Rewrite every one of these records, swapping each "interactable" for "clickable" and keeping everything else the same.

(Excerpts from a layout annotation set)
________________________________________
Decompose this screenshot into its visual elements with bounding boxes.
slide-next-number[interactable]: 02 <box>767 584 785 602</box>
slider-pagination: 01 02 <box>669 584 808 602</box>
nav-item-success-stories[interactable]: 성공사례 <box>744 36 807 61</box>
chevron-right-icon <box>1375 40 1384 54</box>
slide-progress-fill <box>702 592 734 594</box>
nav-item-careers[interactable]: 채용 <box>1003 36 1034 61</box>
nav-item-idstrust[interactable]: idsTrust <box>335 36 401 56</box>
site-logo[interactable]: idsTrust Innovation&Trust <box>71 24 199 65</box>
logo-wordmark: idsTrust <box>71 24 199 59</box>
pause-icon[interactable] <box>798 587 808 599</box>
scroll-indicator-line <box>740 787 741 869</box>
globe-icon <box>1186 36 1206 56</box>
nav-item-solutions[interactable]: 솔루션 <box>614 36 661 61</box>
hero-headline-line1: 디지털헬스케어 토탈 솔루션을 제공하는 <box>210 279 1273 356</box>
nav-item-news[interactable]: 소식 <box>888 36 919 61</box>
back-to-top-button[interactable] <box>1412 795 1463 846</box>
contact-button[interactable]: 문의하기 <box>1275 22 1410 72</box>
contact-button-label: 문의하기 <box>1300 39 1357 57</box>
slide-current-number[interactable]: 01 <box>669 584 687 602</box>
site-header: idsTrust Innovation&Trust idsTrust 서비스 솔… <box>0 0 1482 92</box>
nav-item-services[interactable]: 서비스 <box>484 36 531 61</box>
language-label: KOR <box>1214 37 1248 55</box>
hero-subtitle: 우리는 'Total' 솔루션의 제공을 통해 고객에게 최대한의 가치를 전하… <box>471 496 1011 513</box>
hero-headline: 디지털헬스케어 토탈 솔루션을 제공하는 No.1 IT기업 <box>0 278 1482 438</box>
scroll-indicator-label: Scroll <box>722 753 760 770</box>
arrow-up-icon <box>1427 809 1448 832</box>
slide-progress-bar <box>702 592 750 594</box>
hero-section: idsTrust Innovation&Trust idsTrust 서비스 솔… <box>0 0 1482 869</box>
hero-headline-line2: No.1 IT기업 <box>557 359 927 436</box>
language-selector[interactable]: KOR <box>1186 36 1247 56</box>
________________________________________
(Solution to this exercise)
Decompose this screenshot into its visual elements with bounding boxes.
slide-next-number[clickable]: 02 <box>767 584 785 602</box>
slider-pagination: 01 02 <box>669 584 808 602</box>
nav-item-success-stories[clickable]: 성공사례 <box>744 36 807 61</box>
chevron-right-icon <box>1375 40 1384 54</box>
slide-progress-fill <box>702 592 734 594</box>
nav-item-careers[clickable]: 채용 <box>1003 36 1034 61</box>
nav-item-idstrust[clickable]: idsTrust <box>335 36 401 56</box>
site-logo[clickable]: idsTrust Innovation&Trust <box>71 24 199 65</box>
logo-wordmark: idsTrust <box>71 24 199 59</box>
pause-icon[clickable] <box>798 587 808 599</box>
scroll-indicator-line <box>740 787 741 869</box>
globe-icon <box>1186 36 1206 56</box>
nav-item-solutions[clickable]: 솔루션 <box>614 36 661 61</box>
hero-headline-line1: 디지털헬스케어 토탈 솔루션을 제공하는 <box>210 279 1273 356</box>
nav-item-news[clickable]: 소식 <box>888 36 919 61</box>
back-to-top-button[clickable] <box>1412 795 1463 846</box>
contact-button[clickable]: 문의하기 <box>1275 22 1410 72</box>
contact-button-label: 문의하기 <box>1300 39 1357 57</box>
slide-current-number[clickable]: 01 <box>669 584 687 602</box>
site-header: idsTrust Innovation&Trust idsTrust 서비스 솔… <box>0 0 1482 92</box>
nav-item-services[clickable]: 서비스 <box>484 36 531 61</box>
language-label: KOR <box>1214 37 1248 55</box>
hero-subtitle: 우리는 'Total' 솔루션의 제공을 통해 고객에게 최대한의 가치를 전하… <box>471 496 1011 513</box>
hero-headline: 디지털헬스케어 토탈 솔루션을 제공하는 No.1 IT기업 <box>0 278 1482 438</box>
scroll-indicator-label: Scroll <box>722 753 760 770</box>
arrow-up-icon <box>1427 809 1448 832</box>
slide-progress-bar <box>702 592 750 594</box>
hero-section: idsTrust Innovation&Trust idsTrust 서비스 솔… <box>0 0 1482 869</box>
hero-headline-line2: No.1 IT기업 <box>557 359 927 436</box>
language-selector[clickable]: KOR <box>1186 36 1247 56</box>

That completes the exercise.